— Start of DATA ENTRIES —
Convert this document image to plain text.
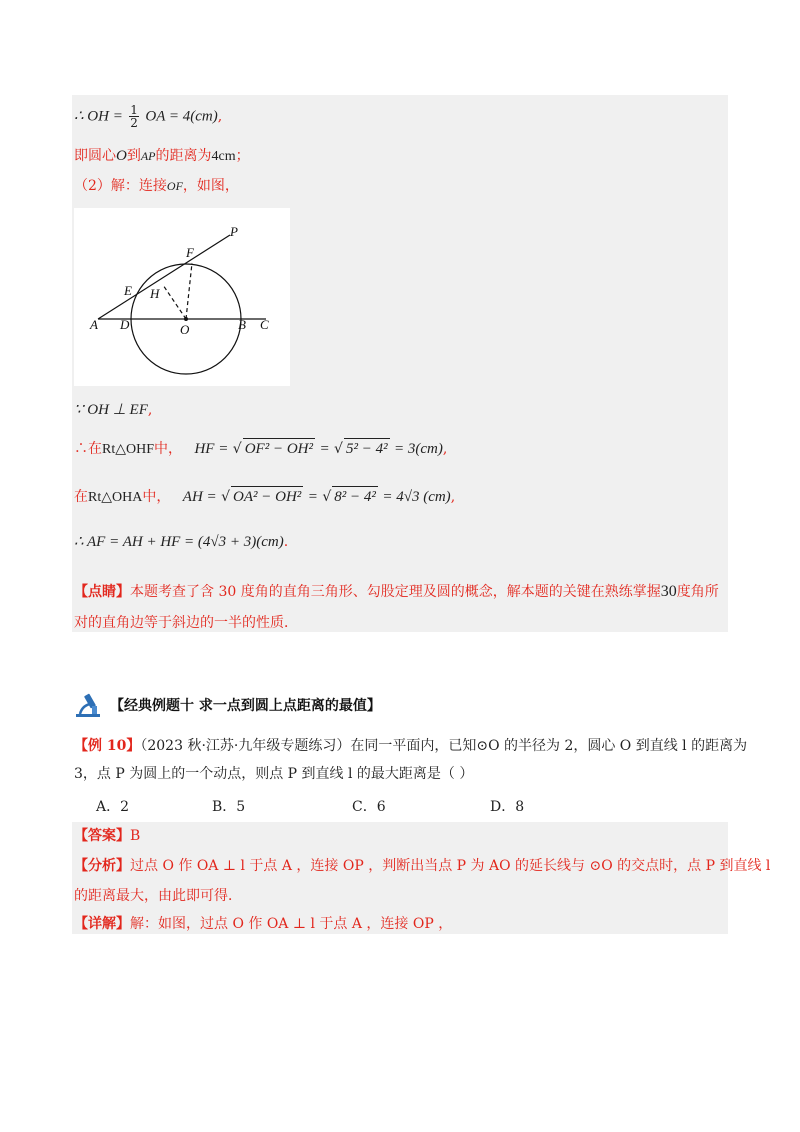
∴ OH = $\frac{1}{2}$ OA = 4(cm),
即圆心O到AP的距离为4cm；
（2）解：连接OF，如图，
P
F
E H
A D	O	B C
∵ OH ⊥ EF,
∴在Rt△OHF中， HF = √ OF² − OH² = √ 5² − 4² = 3(cm),
在Rt△OHA中， AH = √ OA² − OH² = √ 8² − 4² = 4√3 (cm),
∴ AF = AH + HF = (4√3 + 3)(cm).
【点睛】本题考查了含 30 度角的直角三角形、勾股定理及圆的概念，解本题的关键在熟练掌握30度角所
对的直角边等于斜边的一半的性质．
【经典例题十 求一点到圆上点距离的最值】
【例 10】（2023 秋·江苏·九年级专题练习）在同一平面内，已知⊙O 的半径为 2，圆心 O 到直线 l 的距离为
3，点 P 为圆上的一个动点，则点 P 到直线 l 的最大距离是（ ）
A．2	B．5	C．6	D．8
【答案】B
【分析】过点 O 作 OA ⊥ l 于点 A ，连接 OP ，判断出当点 P 为 AO 的延长线与 ⊙O 的交点时，点 P 到直线 l
的距离最大，由此即可得．
【详解】解：如图，过点 O 作 OA ⊥ l 于点 A ，连接 OP ，
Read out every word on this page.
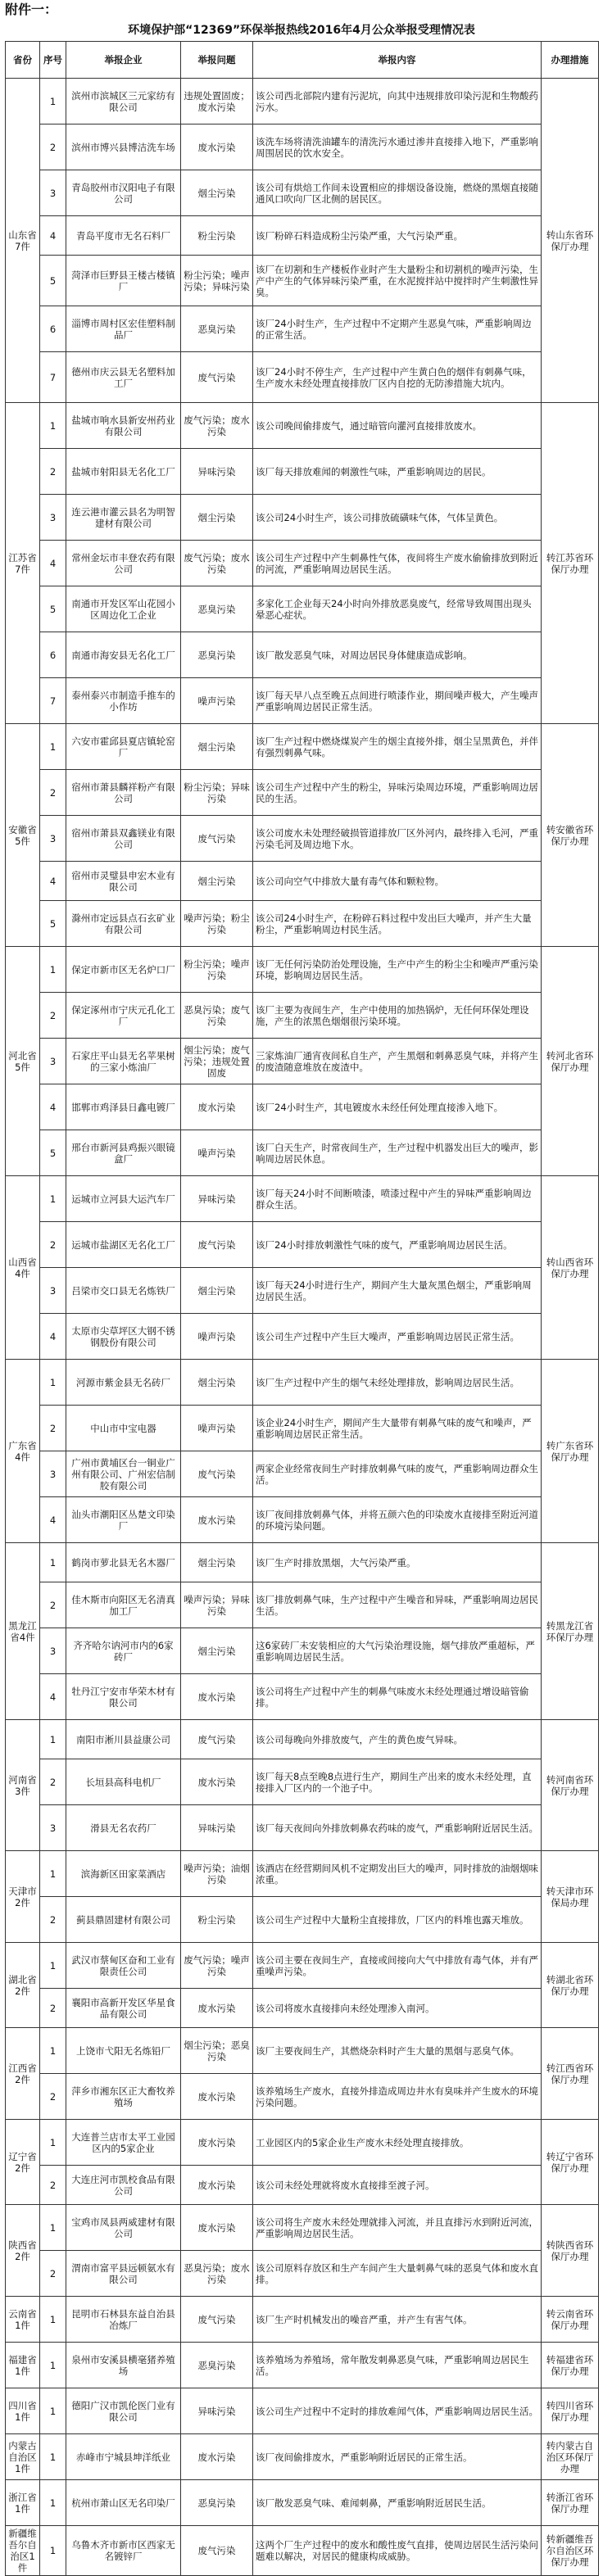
附件一：
环境保护部“12369”环保举报热线2016年4月公众举报受理情况表
省份	序号	举报企业	举报问题	举报内容	办理措施
山东省7件	1	滨州市滨城区三元家纺有限公司	违规处置固废；废水污染	该公司西北部院内建有污泥坑，向其中违规排放印染污泥和生物酸药污水。	转山东省环保厅办理
	2	滨州市博兴县博洁洗车场	废水污染	该洗车场将清洗油罐车的清洗污水通过渗井直接排入地下，严重影响周围居民的饮水安全。	
	3	青岛胶州市汉阳电子有限公司	烟尘污染	该公司有烘焙工作间未设置相应的排烟设备设施，燃烧的黑烟直接随通风口吹向厂区北侧的居民区。	
	4	青岛平度市无名石料厂	粉尘污染	该厂粉碎石料造成粉尘污染严重，大气污染严重。	
	5	菏泽市巨野县王楼古楼镇厂	粉尘污染；噪声污染；异味污染	该厂在切割和生产楼板作业时产生大量粉尘和切割机的噪声污染，生产中产生的气体异味污染严重，在水泥搅拌站中搅拌时产生刺激性异臭。	
	6	淄博市周村区宏佳塑料制品厂	恶臭污染	该厂24小时生产，生产过程中不定期产生恶臭气味，严重影响周边的正常生活。	
	7	德州市庆云县无名塑料加工厂	废气污染	该厂24小时不停生产，生产过程中产生黄白色的烟伴有刺鼻气味，生产废水未经处理直接排放厂区内自挖的无防渗措施大坑内。	
江苏省7件	1	盐城市响水县新安州药业有限公司	废气污染；废水污染	该公司晚间偷排废气，通过暗管向灌河直接排放废水。	转江苏省环保厅办理
	2	盐城市射阳县无名化工厂	异味污染	该厂每天排放难闻的刺激性气味，严重影响周边的居民。	
	3	连云港市灌云县名为明智建材有限公司	烟尘污染	该公司24小时生产，该公司排放硫磺味气体，气体呈黄色。	
	4	常州金坛市丰登农药有限公司	废气污染；废水污染	该公司生产过程中产生刺鼻性气体，夜间将生产废水偷偷排放到附近的河流，严重影响周边居民生活。	
	5	南通市开发区军山花园小区周边化工企业	恶臭污染	多家化工企业每天24小时向外排放恶臭废气，经常导致周围出现头晕恶心症状。	
	6	南通市海安县无名化工厂	恶臭污染	该厂散发恶臭气味，对周边居民身体健康造成影响。	
	7	泰州泰兴市制造手推车的小作坊	噪声污染	该厂每天早八点至晚五点间进行喷漆作业，期间噪声极大，产生噪声严重影响周边居民正常生活。	
安徽省5件	1	六安市霍邱县夏店镇轮窑厂	烟尘污染	该厂生产过程中燃烧煤炭产生的烟尘直接外排，烟尘呈黑黄色，并伴有强烈刺鼻气味。	转安徽省环保厅办理
	2	宿州市萧县麟祥粉产有限公司	粉尘污染；异味污染	该公司生产过程中产生的粉尘，异味污染周边环境，严重影响周边居民的生活。	
	3	宿州市萧县双鑫镁业有限公司	废气污染	该公司废水未处理经破损管道排放厂区外河内，最终排入毛河，严重污染毛河及周边地下水。	
	4	宿州市灵璧县申宏木业有限公司	烟尘污染	该公司向空气中排放大量有毒气体和颗粒物。	
	5	滁州市定远县点石玄矿业有限公司	噪声污染；粉尘污染	该公司24小时生产，在粉碎石料过程中发出巨大噪声，并产生大量粉尘，严重影响周边村民生活。	
河北省5件	1	保定市新市区无名炉口厂	粉尘污染；噪声污染	该厂无任何污染防治处理设施，生产中产生的粉尘尘和噪声严重污染环境，影响周边居民生活。	转河北省环保厅办理
	2	保定涿州市宁庆元孔化工厂	恶臭污染；废气污染	该厂主要为夜间生产，生产中使用的加热锅炉，无任何环保处理设施，产生的浓黑色烟烟很污染环境。	
	3	石家庄平山县无名苹果树的三家小炼油厂	烟尘污染；废气污染；违规处置固废	三家炼油厂通宵夜间私自生产，产生黑烟和刺鼻恶臭气味，并将产生的废渣随意堆放在废渣中。	
	4	邯郸市鸡泽县日鑫电镀厂	废水污染	该厂24小时生产，其电镀废水未经任何处理直接渗入地下。	
	5	邢台市新河县鸡振兴眼镜盒厂	噪声污染	该厂白天生产，时常夜间生产，生产过程中机器发出巨大的噪声，影响周边居民休息。	
山西省4件	1	运城市立河县大运汽车厂	异味污染	该厂每天24小时不间断喷漆，喷漆过程中产生的异味严重影响周边群众生活。	转山西省环保厅办理
	2	运城市盐湖区无名化工厂	废气污染	该厂24小时排放刺激性气味的废气，严重影响周边居民生活。	
	3	吕梁市交口县无名炼铁厂	烟尘污染	该厂每天24小时进行生产，期间产生大量灰黑色烟尘，严重影响周边居民生活。	
	4	太原市尖草坪区大钢不锈钢股份有限公司	噪声污染	该公司生产过程中产生巨大噪声，严重影响周边居民正常生活。	
广东省4件	1	河源市紫金县无名砖厂	烟尘污染	该厂生产过程中产生的烟气未经处理排放，影响周边居民生活。	转广东省环保厅办理
	2	中山市中宝电器	噪声污染	该企业24小时生产，期间产生大量带有刺鼻气味的废气和噪声，严重影响周边居民正常生活。	
	3	广州市黄埔区台一铜业广州有限公司、广州宏信制胶有限公司	废气污染	两家企业经常夜间生产时排放刺鼻气味的废气，严重影响周边群众生活。	
	4	汕头市潮阳区丛楚文印染厂	废水污染	该厂夜间排放刺鼻气体，并将五颜六色的印染废水直接排至附近河道的环境污染问题。	
黑龙江省4件	1	鹤岗市萝北县无名木器厂	烟尘污染	该厂生产时排放黑烟，大气污染严重。	转黑龙江省环保厅办理
	2	佳木斯市向阳区无名清真加工厂	噪声污染；异味污染	该厂排放刺鼻气味，生产过程中产生噪音和异味，严重影响周边居民生活。	
	3	齐齐哈尔讷河市内的6家砖厂	烟尘污染	这6家砖厂未安装相应的大气污染治理设施，烟气排放严重超标，严重影响周边居民生活。	
	4	牡丹江宁安市华荣木材有限公司	废水污染	该公司将生产过程中产生的刺鼻气味废水未经处理通过增设暗管偷排。	
河南省3件	1	南阳市淅川县益康公司	废气污染	该公司每晚向外排放废气，产生的黄色废气异味。	转河南省环保厅办理
	2	长垣县高科电机厂	废水污染	该厂每天8点至晚8点进行生产，期间生产出来的废水未经处理，直接排入厂区内的一个池子中。	
	3	滑县无名农药厂	异味污染	该厂每天夜间向外排放刺鼻农药味的废气，严重影响附近居民生活。	
天津市2件	1	滨海新区田家菜酒店	噪声污染；油烟污染	该酒店在经营期间风机不定期发出巨大的噪声，同时排放的油烟烟味浓重。	转天津市环保局办理
	2	蓟县鼎固建材有限公司	粉尘污染	该公司生产过程中大量粉尘直接排放，厂区内的料堆也露天堆放。	
湖北省2件	1	武汉市蔡甸区奋和工业有限责任公司	废气污染；噪声污染	该公司主要在夜间生产，直接或间接向大气中排放有毒气体，并有严重噪声污染。	转湖北省环保厅办理
	2	襄阳市高新开发区华星食品有限公司	废水污染	该公司将废水直接排向未经处理渗入南河。	
江西省2件	1	上饶市弋阳无名炼铅厂	烟尘污染；恶臭污染	该厂主要夜间生产，其燃烧杂料时产生大量的黑烟与恶臭气体。	转江西省环保厅办理
	2	萍乡市湘东区正大畜牧养殖场	废水污染	该养殖场生产废水，直接外排造成周边井水有臭味并产生废水的环境污染问题。	
辽宁省2件	1	大连普兰店市太平工业园区内的5家企业	废水污染	工业园区内的5家企业生产废水未经处理直接排放。	转辽宁省环保厅办理
	2	大连庄河市凯校食品有限公司	废水污染	该公司未经处理就将废水直接排至渡子河。	
陕西省2件	1	宝鸡市凤县两威建材有限公司	废水污染	该公司将生产废水未经处理就排入河流，并且直排污水到附近河流，严重影响周边居民生活。	转陕西省环保厅办理
	2	渭南市富平县远顿氨水有限公司	恶臭污染；废水污染	该公司原料存放区和生产车间产生大量刺鼻气味的恶臭气体和废水直排。	
云南省1件	1	昆明市石林县东益自治县冶炼厂	废气污染	该厂生产时机械发出的噪音严重，并产生有害气体。	转云南省环保厅办理
福建省1件	1	泉州市安溪县横毫猪养殖场	恶臭污染	该养殖场为养殖场，常年散发刺鼻恶臭气味，严重影响周边居民生活。	转福建省环保厅办理
四川省1件	1	德阳广汉市凯伦医门业有限公司	异味污染	该公司生产过程中不定时的排放难闻气体，严重影响周边居民生活。	转四川省环保厅办理
内蒙古自治区1件	1	赤峰市宁城县坤洋纸业	废水污染	该厂夜间偷排废水，严重影响附近居民的正常生活。	转内蒙古自治区环保厅办理
浙江省1件	1	杭州市萧山区无名印染厂	恶臭污染	该厂散发恶臭气味、难闻刺鼻，严重影响附近居民生活。	转浙江省环保厅办理
新疆维吾尔自治区1件	1	乌鲁木齐市新市区西家无名镀锌厂	废气污染	这两个厂生产过程中的废水和酸性废气直排，使周边居民生活污染问题难以解决，对居民的健康构成威胁。	转新疆维吾尔自治区环保厅办理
— End of DATA ENTRIES —
• JOB: Reproduce each line holding the word "违规处置固废".

• SOLVED EXERCISE:
山东省7件	1	滨州市滨城区三元家纺有限公司	违规处置固废；废水污染	该公司西北部院内建有污泥坑，向其中违规排放印染污泥和生物酸药污水。	转山东省环保厅办理
	3	石家庄平山县无名苹果树的三家小炼油厂	烟尘污染；废气污染；违规处置固废	三家炼油厂通宵夜间私自生产，产生黑烟和刺鼻恶臭气味，并将产生的废渣随意堆放在废渣中。	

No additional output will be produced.